● Dataset rows
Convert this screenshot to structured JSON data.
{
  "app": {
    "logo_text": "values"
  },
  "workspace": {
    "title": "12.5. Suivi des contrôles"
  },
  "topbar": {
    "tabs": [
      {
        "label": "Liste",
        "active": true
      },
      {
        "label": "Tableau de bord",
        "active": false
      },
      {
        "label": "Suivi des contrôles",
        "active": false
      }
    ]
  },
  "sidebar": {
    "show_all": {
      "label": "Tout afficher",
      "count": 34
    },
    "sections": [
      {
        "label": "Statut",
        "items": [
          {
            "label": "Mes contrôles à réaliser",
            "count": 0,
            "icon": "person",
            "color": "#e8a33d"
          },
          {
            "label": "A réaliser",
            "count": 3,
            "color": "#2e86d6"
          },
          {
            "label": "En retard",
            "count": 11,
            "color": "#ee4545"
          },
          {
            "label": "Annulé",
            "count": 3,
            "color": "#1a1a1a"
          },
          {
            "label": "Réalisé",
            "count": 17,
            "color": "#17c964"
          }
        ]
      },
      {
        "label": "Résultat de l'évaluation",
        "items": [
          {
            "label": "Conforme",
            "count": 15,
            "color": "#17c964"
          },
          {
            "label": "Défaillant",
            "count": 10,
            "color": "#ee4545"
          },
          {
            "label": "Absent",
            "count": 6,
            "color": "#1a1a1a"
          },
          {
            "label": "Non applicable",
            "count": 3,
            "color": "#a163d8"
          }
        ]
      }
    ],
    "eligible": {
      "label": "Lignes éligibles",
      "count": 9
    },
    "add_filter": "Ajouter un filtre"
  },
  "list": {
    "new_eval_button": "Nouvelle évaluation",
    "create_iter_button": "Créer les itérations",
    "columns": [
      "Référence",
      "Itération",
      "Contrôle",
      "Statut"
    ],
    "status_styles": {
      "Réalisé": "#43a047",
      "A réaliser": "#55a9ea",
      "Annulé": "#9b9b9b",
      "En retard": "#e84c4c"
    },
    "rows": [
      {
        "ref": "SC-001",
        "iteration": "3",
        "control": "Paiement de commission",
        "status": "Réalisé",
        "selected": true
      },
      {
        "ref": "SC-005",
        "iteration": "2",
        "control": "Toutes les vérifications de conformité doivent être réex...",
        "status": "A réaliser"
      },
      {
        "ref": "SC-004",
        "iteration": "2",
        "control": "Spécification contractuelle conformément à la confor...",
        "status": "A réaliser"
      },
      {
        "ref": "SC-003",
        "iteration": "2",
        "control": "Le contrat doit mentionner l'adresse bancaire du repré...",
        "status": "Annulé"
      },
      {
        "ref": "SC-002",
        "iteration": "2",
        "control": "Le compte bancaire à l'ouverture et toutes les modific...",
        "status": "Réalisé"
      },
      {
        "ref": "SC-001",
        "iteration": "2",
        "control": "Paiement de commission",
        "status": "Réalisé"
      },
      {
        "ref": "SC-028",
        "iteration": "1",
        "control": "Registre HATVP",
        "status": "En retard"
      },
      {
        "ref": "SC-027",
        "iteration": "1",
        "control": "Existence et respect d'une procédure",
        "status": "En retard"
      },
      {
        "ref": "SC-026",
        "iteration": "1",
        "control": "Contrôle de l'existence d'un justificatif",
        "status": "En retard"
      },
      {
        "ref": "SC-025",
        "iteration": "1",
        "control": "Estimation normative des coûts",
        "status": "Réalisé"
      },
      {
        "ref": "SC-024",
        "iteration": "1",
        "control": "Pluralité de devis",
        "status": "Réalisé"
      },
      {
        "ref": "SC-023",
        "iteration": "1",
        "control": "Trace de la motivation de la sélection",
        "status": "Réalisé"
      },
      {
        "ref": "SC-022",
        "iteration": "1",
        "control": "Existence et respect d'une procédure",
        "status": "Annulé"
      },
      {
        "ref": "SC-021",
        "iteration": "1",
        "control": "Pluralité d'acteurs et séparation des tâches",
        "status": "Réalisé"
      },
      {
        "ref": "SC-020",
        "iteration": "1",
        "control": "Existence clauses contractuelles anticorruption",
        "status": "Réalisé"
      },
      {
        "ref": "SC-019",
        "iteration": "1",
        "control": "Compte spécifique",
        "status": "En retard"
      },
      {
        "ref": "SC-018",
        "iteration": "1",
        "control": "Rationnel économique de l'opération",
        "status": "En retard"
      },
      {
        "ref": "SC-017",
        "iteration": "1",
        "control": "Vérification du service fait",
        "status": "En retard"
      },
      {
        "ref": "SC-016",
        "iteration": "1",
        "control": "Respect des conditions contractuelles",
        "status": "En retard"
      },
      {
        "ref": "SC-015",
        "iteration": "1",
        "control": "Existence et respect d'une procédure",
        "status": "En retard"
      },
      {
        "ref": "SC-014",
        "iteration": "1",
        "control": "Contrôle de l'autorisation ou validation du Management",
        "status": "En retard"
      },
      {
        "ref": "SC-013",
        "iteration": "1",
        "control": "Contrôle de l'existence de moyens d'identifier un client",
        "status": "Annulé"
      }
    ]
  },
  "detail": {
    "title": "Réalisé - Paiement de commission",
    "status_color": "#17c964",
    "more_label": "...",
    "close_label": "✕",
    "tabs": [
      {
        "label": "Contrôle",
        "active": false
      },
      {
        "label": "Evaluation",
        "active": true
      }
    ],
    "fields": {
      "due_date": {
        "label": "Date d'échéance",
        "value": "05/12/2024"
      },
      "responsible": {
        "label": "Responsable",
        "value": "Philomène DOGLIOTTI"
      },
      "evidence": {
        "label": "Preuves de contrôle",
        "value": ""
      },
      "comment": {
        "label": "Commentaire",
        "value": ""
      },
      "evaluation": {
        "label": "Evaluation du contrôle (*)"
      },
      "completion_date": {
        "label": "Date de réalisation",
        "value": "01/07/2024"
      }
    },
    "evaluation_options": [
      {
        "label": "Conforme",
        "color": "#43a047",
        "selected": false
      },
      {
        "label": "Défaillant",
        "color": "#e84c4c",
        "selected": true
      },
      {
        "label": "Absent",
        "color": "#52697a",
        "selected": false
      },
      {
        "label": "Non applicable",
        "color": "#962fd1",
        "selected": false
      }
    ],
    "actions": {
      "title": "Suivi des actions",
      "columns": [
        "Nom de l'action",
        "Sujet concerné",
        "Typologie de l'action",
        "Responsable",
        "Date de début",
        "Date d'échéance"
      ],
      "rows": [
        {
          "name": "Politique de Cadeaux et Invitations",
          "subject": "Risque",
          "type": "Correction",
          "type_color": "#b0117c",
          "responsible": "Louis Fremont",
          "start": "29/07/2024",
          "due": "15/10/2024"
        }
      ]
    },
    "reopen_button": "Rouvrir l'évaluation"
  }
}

● Aim of the task
Write out the whole listing exactly.

● Exercise output
Convert this screenshot to structured JSON data.
{
  "app": {
    "logo_text": "values"
  },
  "workspace": {
    "title": "12.5. Suivi des contrôles"
  },
  "topbar": {
    "tabs": [
      {
        "label": "Liste",
        "active": true
      },
      {
        "label": "Tableau de bord",
        "active": false
      },
      {
        "label": "Suivi des contrôles",
        "active": false
      }
    ]
  },
  "sidebar": {
    "show_all": {
      "label": "Tout afficher",
      "count": 34
    },
    "sections": [
      {
        "label": "Statut",
        "items": [
          {
            "label": "Mes contrôles à réaliser",
            "count": 0,
            "icon": "person",
            "color": "#e8a33d"
          },
          {
            "label": "A réaliser",
            "count": 3,
            "color": "#2e86d6"
          },
          {
            "label": "En retard",
            "count": 11,
            "color": "#ee4545"
          },
          {
            "label": "Annulé",
            "count": 3,
            "color": "#1a1a1a"
          },
          {
            "label": "Réalisé",
            "count": 17,
            "color": "#17c964"
          }
        ]
      },
      {
        "label": "Résultat de l'évaluation",
        "items": [
          {
            "label": "Conforme",
            "count": 15,
            "color": "#17c964"
          },
          {
            "label": "Défaillant",
            "count": 10,
            "color": "#ee4545"
          },
          {
            "label": "Absent",
            "count": 6,
            "color": "#1a1a1a"
          },
          {
            "label": "Non applicable",
            "count": 3,
            "color": "#a163d8"
          }
        ]
      }
    ],
    "eligible": {
      "label": "Lignes éligibles",
      "count": 9
    },
    "add_filter": "Ajouter un filtre"
  },
  "list": {
    "new_eval_button": "Nouvelle évaluation",
    "create_iter_button": "Créer les itérations",
    "columns": [
      "Référence",
      "Itération",
      "Contrôle",
      "Statut"
    ],
    "status_styles": {
      "Réalisé": "#43a047",
      "A réaliser": "#55a9ea",
      "Annulé": "#9b9b9b",
      "En retard": "#e84c4c"
    },
    "rows": [
      {
        "ref": "SC-001",
        "iteration": "3",
        "control": "Paiement de commission",
        "status": "Réalisé",
        "selected": true
      },
      {
        "ref": "SC-005",
        "iteration": "2",
        "control": "Toutes les vérifications de conformité doivent être réex...",
        "status": "A réaliser"
      },
      {
        "ref": "SC-004",
        "iteration": "2",
        "control": "Spécification contractuelle conformément à la confor...",
        "status": "A réaliser"
      },
      {
        "ref": "SC-003",
        "iteration": "2",
        "control": "Le contrat doit mentionner l'adresse bancaire du repré...",
        "status": "Annulé"
      },
      {
        "ref": "SC-002",
        "iteration": "2",
        "control": "Le compte bancaire à l'ouverture et toutes les modific...",
        "status": "Réalisé"
      },
      {
        "ref": "SC-001",
        "iteration": "2",
        "control": "Paiement de commission",
        "status": "Réalisé"
      },
      {
        "ref": "SC-028",
        "iteration": "1",
        "control": "Registre HATVP",
        "status": "En retard"
      },
      {
        "ref": "SC-027",
        "iteration": "1",
        "control": "Existence et respect d'une procédure",
        "status": "En retard"
      },
      {
        "ref": "SC-026",
        "iteration": "1",
        "control": "Contrôle de l'existence d'un justificatif",
        "status": "En retard"
      },
      {
        "ref": "SC-025",
        "iteration": "1",
        "control": "Estimation normative des coûts",
        "status": "Réalisé"
      },
      {
        "ref": "SC-024",
        "iteration": "1",
        "control": "Pluralité de devis",
        "status": "Réalisé"
      },
      {
        "ref": "SC-023",
        "iteration": "1",
        "control": "Trace de la motivation de la sélection",
        "status": "Réalisé"
      },
      {
        "ref": "SC-022",
        "iteration": "1",
        "control": "Existence et respect d'une procédure",
        "status": "Annulé"
      },
      {
        "ref": "SC-021",
        "iteration": "1",
        "control": "Pluralité d'acteurs et séparation des tâches",
        "status": "Réalisé"
      },
      {
        "ref": "SC-020",
        "iteration": "1",
        "control": "Existence clauses contractuelles anticorruption",
        "status": "Réalisé"
      },
      {
        "ref": "SC-019",
        "iteration": "1",
        "control": "Compte spécifique",
        "status": "En retard"
      },
      {
        "ref": "SC-018",
        "iteration": "1",
        "control": "Rationnel économique de l'opération",
        "status": "En retard"
      },
      {
        "ref": "SC-017",
        "iteration": "1",
        "control": "Vérification du service fait",
        "status": "En retard"
      },
      {
        "ref": "SC-016",
        "iteration": "1",
        "control": "Respect des conditions contractuelles",
        "status": "En retard"
      },
      {
        "ref": "SC-015",
        "iteration": "1",
        "control": "Existence et respect d'une procédure",
        "status": "En retard"
      },
      {
        "ref": "SC-014",
        "iteration": "1",
        "control": "Contrôle de l'autorisation ou validation du Management",
        "status": "En retard"
      },
      {
        "ref": "SC-013",
        "iteration": "1",
        "control": "Contrôle de l'existence de moyens d'identifier un client",
        "status": "Annulé"
      }
    ]
  },
  "detail": {
    "title": "Réalisé - Paiement de commission",
    "status_color": "#17c964",
    "more_label": "...",
    "close_label": "✕",
    "tabs": [
      {
        "label": "Contrôle",
        "active": false
      },
      {
        "label": "Evaluation",
        "active": true
      }
    ],
    "fields": {
      "due_date": {
        "label": "Date d'échéance",
        "value": "05/12/2024"
      },
      "responsible": {
        "label": "Responsable",
        "value": "Philomène DOGLIOTTI"
      },
      "evidence": {
        "label": "Preuves de contrôle",
        "value": ""
      },
      "comment": {
        "label": "Commentaire",
        "value": ""
      },
      "evaluation": {
        "label": "Evaluation du contrôle (*)"
      },
      "completion_date": {
        "label": "Date de réalisation",
        "value": "01/07/2024"
      }
    },
    "evaluation_options": [
      {
        "label": "Conforme",
        "color": "#43a047",
        "selected": false
      },
      {
        "label": "Défaillant",
        "color": "#e84c4c",
        "selected": true
      },
      {
        "label": "Absent",
        "color": "#52697a",
        "selected": false
      },
      {
        "label": "Non applicable",
        "color": "#962fd1",
        "selected": false
      }
    ],
    "actions": {
      "title": "Suivi des actions",
      "columns": [
        "Nom de l'action",
        "Sujet concerné",
        "Typologie de l'action",
        "Responsable",
        "Date de début",
        "Date d'échéance"
      ],
      "rows": [
        {
          "name": "Politique de Cadeaux et Invitations",
          "subject": "Risque",
          "type": "Correction",
          "type_color": "#b0117c",
          "responsible": "Louis Fremont",
          "start": "29/07/2024",
          "due": "15/10/2024"
        }
      ]
    },
    "reopen_button": "Rouvrir l'évaluation"
  }
}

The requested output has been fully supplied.